• **WHAT IS EXPECTED**:
Can you transcribe every line exactly and leave the pictures behind?

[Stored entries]

*****

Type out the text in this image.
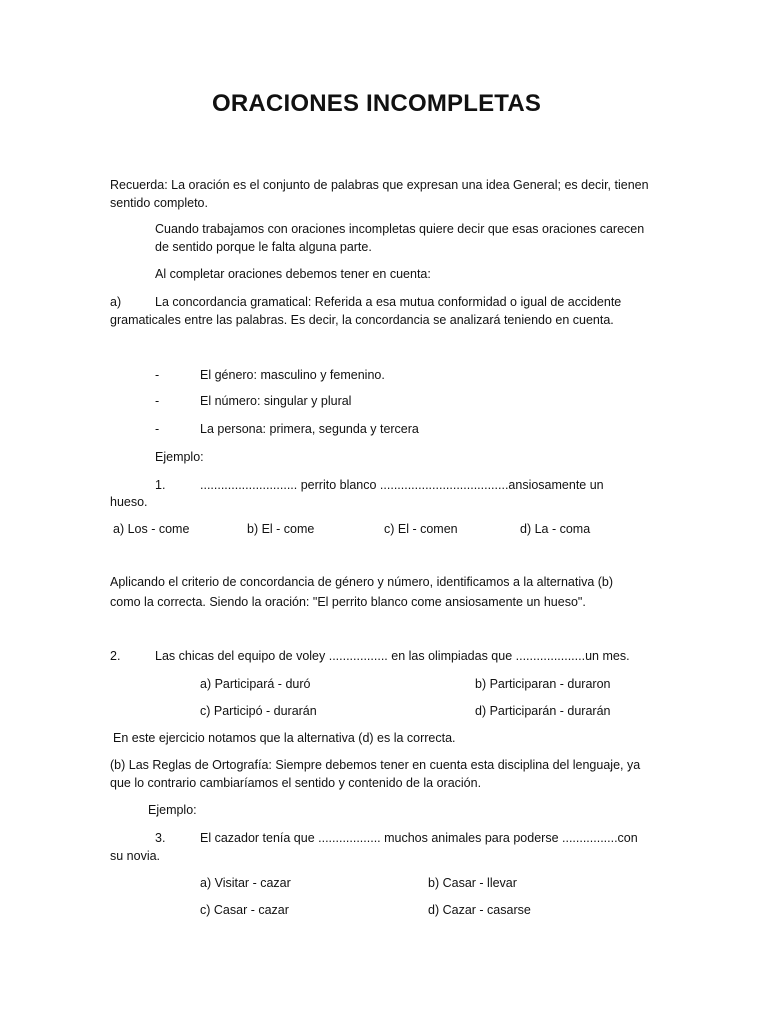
ORACIONES INCOMPLETAS

Recuerda: La oración es el conjunto de palabras que expresan una idea General; es decir, tienen sentido completo.

Cuando trabajamos con oraciones incompletas quiere decir que esas oraciones carecen de sentido porque le falta alguna parte.

Al completar oraciones debemos tener en cuenta:

a)	La concordancia gramatical: Referida a esa mutua conformidad o igual de accidente

gramaticales entre las palabras. Es decir, la concordancia se analizará teniendo en cuenta.

-	El género: masculino y femenino.

-	El número: singular y plural

-	La persona: primera, segunda y tercera

Ejemplo:

1.	............................ perrito blanco .....................................ansiosamente un

hueso.

a) Los - come	b) El - come	c) El - comen	d) La - coma

Aplicando el criterio de concordancia de género y número, identificamos a la alternativa (b)

como la correcta. Siendo la oración: "El perrito blanco come ansiosamente un hueso".

2.	Las chicas del equipo de voley ................. en las olimpiadas que ....................un mes.

a) Participará - duró	b) Participaran - duraron

c) Participó - durarán	d) Participarán - durarán

En este ejercicio notamos que la alternativa (d) es la correcta.

(b) Las Reglas de Ortografía: Siempre debemos tener en cuenta esta disciplina del lenguaje, ya

que lo contrario cambiaríamos el sentido y contenido de la oración.

Ejemplo:

3.	El cazador tenía que .................. muchos animales para poderse ................con

su novia.

a) Visitar - cazar	b) Casar - llevar

c) Casar - cazar	d) Cazar - casarse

*****

• **OUTPUT FOR THIS EXERCISE**:
Type out the text in this image.
ORACIONES INCOMPLETAS

Recuerda: La oración es el conjunto de palabras que expresan una idea General; es decir, tienen sentido completo.

Cuando trabajamos con oraciones incompletas quiere decir que esas oraciones carecen de sentido porque le falta alguna parte.

Al completar oraciones debemos tener en cuenta:

a)	La concordancia gramatical: Referida a esa mutua conformidad o igual de accidente

gramaticales entre las palabras. Es decir, la concordancia se analizará teniendo en cuenta.

-	El género: masculino y femenino.

-	El número: singular y plural

-	La persona: primera, segunda y tercera

Ejemplo:

1.	............................ perrito blanco .....................................ansiosamente un

hueso.

a) Los - come	b) El - come	c) El - comen	d) La - coma

Aplicando el criterio de concordancia de género y número, identificamos a la alternativa (b)

como la correcta. Siendo la oración: "El perrito blanco come ansiosamente un hueso".

2.	Las chicas del equipo de voley ................. en las olimpiadas que ....................un mes.

a) Participará - duró	b) Participaran - duraron

c) Participó - durarán	d) Participarán - durarán

En este ejercicio notamos que la alternativa (d) es la correcta.

(b) Las Reglas de Ortografía: Siempre debemos tener en cuenta esta disciplina del lenguaje, ya

que lo contrario cambiaríamos el sentido y contenido de la oración.

Ejemplo:

3.	El cazador tenía que .................. muchos animales para poderse ................con

su novia.

a) Visitar - cazar	b) Casar - llevar

c) Casar - cazar	d) Cazar - casarse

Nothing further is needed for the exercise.